------ Input data ------

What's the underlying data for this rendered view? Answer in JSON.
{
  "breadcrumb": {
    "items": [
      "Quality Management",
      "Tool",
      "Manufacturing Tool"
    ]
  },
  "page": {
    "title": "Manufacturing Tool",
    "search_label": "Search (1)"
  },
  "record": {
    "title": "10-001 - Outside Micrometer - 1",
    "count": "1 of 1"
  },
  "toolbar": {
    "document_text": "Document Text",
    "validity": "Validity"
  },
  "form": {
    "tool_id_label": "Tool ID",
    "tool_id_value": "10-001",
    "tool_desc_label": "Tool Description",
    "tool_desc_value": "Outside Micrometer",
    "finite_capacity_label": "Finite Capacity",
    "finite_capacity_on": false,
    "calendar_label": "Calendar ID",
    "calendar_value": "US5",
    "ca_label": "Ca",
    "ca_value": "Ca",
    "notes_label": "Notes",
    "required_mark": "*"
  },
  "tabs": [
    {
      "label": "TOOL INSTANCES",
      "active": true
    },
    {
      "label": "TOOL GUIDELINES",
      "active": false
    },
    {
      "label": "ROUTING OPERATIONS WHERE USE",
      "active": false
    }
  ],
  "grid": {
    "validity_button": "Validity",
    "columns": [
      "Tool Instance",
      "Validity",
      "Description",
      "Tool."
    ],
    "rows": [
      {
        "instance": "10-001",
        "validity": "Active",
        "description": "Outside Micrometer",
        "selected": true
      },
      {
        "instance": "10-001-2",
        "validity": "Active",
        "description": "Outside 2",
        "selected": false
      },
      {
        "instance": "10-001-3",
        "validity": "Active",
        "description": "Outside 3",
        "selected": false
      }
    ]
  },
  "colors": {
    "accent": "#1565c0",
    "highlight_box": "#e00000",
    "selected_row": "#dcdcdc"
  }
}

------

**Aim:**
Copy out the material word for word and line for line.

**Result of the task:**
What's the underlying data for this rendered view? Answer in JSON.
{
  "breadcrumb": {
    "items": [
      "Quality Management",
      "Tool",
      "Manufacturing Tool"
    ]
  },
  "page": {
    "title": "Manufacturing Tool",
    "search_label": "Search (1)"
  },
  "record": {
    "title": "10-001 - Outside Micrometer - 1",
    "count": "1 of 1"
  },
  "toolbar": {
    "document_text": "Document Text",
    "validity": "Validity"
  },
  "form": {
    "tool_id_label": "Tool ID",
    "tool_id_value": "10-001",
    "tool_desc_label": "Tool Description",
    "tool_desc_value": "Outside Micrometer",
    "finite_capacity_label": "Finite Capacity",
    "finite_capacity_on": false,
    "calendar_label": "Calendar ID",
    "calendar_value": "US5",
    "ca_label": "Ca",
    "ca_value": "Ca",
    "notes_label": "Notes",
    "required_mark": "*"
  },
  "tabs": [
    {
      "label": "TOOL INSTANCES",
      "active": true
    },
    {
      "label": "TOOL GUIDELINES",
      "active": false
    },
    {
      "label": "ROUTING OPERATIONS WHERE USE",
      "active": false
    }
  ],
  "grid": {
    "validity_button": "Validity",
    "columns": [
      "Tool Instance",
      "Validity",
      "Description",
      "Tool."
    ],
    "rows": [
      {
        "instance": "10-001",
        "validity": "Active",
        "description": "Outside Micrometer",
        "selected": true
      },
      {
        "instance": "10-001-2",
        "validity": "Active",
        "description": "Outside 2",
        "selected": false
      },
      {
        "instance": "10-001-3",
        "validity": "Active",
        "description": "Outside 3",
        "selected": false
      }
    ]
  },
  "colors": {
    "accent": "#1565c0",
    "highlight_box": "#e00000",
    "selected_row": "#dcdcdc"
  }
}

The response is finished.